* [What is required] Review the material and extract every line in which the word "بالروح" occurs.
::: Task material :::
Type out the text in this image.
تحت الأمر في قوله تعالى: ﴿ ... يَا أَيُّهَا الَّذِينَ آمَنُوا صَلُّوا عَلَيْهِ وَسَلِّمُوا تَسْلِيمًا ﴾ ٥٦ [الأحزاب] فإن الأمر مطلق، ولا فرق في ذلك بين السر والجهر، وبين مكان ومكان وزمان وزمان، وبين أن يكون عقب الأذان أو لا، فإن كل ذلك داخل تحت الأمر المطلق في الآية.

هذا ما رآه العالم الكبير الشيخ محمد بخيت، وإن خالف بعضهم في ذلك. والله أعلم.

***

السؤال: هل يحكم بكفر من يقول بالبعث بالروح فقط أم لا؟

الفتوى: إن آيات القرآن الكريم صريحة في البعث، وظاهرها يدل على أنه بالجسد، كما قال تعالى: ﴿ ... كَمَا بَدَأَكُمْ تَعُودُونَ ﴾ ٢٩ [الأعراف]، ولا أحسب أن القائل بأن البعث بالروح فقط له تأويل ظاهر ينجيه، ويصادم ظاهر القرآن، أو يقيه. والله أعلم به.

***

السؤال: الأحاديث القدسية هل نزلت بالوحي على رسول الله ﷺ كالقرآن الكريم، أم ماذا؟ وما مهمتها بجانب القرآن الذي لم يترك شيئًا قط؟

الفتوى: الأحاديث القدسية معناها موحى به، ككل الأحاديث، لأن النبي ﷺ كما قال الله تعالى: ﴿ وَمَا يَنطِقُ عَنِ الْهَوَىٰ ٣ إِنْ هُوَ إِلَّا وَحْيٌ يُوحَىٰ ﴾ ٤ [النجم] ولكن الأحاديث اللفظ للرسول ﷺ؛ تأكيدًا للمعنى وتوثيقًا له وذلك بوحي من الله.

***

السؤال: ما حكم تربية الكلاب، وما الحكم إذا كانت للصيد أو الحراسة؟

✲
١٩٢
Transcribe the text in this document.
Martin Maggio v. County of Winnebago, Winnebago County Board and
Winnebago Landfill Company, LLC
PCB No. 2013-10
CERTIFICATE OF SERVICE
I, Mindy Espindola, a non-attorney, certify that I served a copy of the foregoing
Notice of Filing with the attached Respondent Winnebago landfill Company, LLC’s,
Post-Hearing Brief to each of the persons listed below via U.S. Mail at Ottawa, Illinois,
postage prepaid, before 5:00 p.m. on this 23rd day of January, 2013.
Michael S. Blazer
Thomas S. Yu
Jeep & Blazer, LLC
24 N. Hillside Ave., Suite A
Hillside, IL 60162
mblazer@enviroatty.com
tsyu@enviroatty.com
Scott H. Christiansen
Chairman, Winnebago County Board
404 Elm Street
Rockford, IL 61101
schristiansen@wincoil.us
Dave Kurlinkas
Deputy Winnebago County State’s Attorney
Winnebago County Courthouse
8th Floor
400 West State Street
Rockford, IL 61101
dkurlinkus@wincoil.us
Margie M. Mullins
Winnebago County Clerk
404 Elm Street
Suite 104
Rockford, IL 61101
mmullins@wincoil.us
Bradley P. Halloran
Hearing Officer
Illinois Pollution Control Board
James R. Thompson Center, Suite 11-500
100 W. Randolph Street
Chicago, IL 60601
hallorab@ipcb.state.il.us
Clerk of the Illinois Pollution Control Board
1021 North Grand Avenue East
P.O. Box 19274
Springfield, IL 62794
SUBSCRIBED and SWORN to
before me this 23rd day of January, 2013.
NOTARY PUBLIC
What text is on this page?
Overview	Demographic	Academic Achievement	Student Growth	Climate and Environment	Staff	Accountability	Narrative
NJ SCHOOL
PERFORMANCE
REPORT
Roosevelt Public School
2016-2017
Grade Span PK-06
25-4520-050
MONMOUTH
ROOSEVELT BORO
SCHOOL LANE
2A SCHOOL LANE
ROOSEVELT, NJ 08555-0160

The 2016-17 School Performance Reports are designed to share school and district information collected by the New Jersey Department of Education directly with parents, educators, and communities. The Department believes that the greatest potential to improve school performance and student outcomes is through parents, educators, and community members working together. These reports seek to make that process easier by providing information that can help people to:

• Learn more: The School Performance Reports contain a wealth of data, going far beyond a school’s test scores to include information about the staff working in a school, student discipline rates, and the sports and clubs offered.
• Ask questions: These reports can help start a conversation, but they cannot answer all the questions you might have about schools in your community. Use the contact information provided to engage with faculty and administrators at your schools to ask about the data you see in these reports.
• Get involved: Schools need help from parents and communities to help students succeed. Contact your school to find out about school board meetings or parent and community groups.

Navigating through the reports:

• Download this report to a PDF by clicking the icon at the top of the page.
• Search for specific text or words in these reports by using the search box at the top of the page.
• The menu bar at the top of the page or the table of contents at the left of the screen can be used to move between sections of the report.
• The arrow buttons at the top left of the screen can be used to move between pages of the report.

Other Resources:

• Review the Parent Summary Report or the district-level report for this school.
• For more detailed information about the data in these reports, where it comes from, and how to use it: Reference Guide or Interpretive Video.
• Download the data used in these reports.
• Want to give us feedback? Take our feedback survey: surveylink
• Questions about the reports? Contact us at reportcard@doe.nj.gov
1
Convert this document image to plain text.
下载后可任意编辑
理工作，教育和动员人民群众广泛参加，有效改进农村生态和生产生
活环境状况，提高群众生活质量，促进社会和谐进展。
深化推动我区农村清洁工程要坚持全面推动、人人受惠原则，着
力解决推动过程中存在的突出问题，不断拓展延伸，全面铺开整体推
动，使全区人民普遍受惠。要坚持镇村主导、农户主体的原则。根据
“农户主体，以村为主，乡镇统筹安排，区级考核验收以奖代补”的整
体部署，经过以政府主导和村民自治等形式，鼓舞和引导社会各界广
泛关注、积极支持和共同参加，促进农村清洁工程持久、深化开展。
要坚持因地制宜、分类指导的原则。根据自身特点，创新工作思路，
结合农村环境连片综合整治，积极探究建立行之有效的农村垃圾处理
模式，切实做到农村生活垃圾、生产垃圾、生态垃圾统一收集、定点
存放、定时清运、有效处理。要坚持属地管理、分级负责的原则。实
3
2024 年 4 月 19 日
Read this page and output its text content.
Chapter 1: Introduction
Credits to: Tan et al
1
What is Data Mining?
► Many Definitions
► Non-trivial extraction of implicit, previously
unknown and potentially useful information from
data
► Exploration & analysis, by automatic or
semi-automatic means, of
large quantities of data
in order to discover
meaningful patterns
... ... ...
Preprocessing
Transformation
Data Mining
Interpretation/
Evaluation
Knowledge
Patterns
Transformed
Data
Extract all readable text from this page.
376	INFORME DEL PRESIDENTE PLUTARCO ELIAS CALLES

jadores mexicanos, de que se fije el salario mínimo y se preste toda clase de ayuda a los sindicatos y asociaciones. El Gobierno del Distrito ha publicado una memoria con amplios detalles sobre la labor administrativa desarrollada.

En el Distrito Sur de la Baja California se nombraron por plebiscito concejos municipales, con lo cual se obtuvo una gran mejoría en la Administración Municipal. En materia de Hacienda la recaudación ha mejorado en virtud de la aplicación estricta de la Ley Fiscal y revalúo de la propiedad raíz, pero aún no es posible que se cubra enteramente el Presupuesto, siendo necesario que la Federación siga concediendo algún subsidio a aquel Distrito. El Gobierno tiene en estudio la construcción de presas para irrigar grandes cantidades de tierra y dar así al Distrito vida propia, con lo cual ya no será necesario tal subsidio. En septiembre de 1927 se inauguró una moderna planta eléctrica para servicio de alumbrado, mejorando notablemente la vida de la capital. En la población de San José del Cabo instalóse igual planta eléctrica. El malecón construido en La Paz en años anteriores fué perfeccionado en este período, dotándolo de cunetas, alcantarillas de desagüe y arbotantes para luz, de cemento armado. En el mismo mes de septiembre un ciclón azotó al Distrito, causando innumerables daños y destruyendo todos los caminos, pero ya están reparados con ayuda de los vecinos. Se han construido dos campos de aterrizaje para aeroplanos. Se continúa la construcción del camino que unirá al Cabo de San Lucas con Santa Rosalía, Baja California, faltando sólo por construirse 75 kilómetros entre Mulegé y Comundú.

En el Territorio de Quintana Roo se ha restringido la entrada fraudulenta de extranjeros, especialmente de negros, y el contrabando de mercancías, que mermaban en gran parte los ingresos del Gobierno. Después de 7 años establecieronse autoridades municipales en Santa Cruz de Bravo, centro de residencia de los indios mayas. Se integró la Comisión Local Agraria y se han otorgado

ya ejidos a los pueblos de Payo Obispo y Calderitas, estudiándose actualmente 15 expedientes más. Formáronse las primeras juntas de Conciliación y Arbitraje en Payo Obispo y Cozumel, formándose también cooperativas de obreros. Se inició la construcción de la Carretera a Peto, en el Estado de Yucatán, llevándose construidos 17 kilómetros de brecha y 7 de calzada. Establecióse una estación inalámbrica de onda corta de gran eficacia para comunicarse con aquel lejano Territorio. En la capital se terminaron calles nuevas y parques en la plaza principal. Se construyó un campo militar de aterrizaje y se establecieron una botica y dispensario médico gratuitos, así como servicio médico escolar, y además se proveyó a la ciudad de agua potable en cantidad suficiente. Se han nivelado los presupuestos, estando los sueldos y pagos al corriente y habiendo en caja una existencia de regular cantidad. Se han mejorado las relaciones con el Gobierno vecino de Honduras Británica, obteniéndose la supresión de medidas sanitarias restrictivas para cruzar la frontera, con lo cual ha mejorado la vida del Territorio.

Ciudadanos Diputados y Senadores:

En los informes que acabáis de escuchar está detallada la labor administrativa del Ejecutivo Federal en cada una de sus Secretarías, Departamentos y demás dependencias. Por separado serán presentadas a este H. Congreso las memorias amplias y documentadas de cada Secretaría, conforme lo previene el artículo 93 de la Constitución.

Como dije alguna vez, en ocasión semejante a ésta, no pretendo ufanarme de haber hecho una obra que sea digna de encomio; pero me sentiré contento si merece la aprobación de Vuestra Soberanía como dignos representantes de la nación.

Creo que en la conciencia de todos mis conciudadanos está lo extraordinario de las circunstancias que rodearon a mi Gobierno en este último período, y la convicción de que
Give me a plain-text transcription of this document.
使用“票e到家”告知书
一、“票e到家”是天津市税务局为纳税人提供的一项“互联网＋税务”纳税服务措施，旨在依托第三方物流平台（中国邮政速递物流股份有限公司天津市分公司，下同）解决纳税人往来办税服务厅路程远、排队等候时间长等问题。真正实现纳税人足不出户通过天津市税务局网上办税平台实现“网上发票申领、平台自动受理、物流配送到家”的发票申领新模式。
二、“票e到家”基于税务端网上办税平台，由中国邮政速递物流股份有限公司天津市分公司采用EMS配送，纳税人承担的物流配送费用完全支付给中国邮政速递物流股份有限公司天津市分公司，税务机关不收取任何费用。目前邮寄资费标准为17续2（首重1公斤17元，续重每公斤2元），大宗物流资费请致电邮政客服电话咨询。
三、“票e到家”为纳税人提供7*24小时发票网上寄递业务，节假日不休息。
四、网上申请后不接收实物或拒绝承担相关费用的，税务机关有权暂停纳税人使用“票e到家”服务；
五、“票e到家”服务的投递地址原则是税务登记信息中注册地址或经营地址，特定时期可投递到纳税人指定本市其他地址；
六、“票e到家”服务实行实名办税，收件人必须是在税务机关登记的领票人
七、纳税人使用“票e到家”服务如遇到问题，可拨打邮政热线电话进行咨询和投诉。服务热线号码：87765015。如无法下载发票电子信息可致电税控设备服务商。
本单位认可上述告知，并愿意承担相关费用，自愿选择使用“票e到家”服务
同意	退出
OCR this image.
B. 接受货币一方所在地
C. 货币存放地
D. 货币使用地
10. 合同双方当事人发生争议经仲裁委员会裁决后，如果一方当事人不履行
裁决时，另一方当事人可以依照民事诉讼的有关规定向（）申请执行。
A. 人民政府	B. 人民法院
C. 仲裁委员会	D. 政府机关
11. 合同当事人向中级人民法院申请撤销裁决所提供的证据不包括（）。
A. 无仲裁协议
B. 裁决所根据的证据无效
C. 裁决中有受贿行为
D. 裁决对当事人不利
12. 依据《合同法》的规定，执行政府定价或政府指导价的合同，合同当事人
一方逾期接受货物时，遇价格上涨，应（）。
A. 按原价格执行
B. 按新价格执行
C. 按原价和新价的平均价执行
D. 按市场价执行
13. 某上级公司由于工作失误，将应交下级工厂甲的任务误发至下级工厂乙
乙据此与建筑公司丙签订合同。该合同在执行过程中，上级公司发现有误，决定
:::
* [Response to this exercise]
السؤال: هل يحكم بكفر من يقول بالبعث بالروح فقط أم لا؟
الفتوى: إن آيات القرآن الكريم صريحة في البعث، وظاهرها يدل على أنه بالجسد، كما قال تعالى: ﴿ ... كَمَا بَدَأَكُمْ تَعُودُونَ ﴾ ٢٩ [الأعراف]، ولا أحسب أن القائل بأن البعث بالروح فقط له تأويل ظاهر ينجيه، ويصادم ظاهر القرآن، أو يقيه. والله أعلم به.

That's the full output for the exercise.